▶ [Task requirements]
Pick out the lines below that contain the string "values" and copy them all.
....................
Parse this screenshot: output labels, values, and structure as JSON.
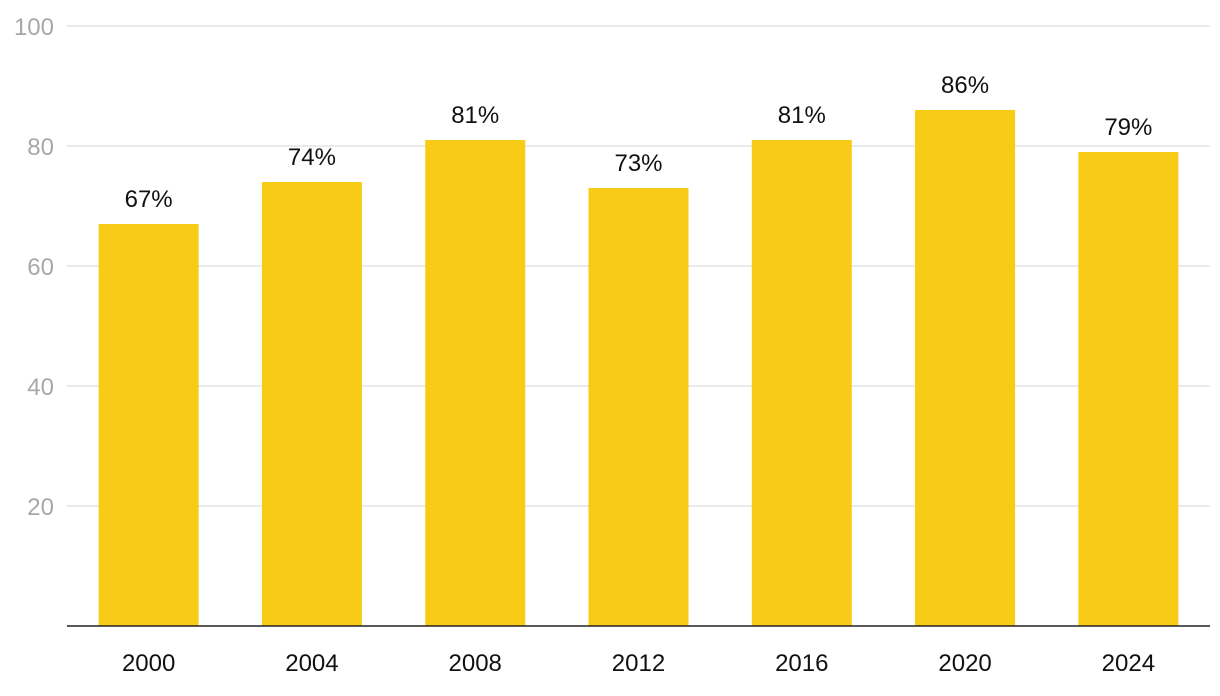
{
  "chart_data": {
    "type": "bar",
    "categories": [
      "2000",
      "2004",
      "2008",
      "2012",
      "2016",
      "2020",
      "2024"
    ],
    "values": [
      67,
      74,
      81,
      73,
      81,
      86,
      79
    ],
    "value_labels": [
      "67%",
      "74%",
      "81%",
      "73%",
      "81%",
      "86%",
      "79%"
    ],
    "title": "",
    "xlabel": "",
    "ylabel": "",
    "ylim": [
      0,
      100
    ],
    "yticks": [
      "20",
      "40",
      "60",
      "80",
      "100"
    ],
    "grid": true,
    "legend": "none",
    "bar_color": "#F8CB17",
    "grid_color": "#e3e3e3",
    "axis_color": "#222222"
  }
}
....................
▶ [Task answer]
Parse this screenshot: output labels, values, and structure as JSON.
    "values": [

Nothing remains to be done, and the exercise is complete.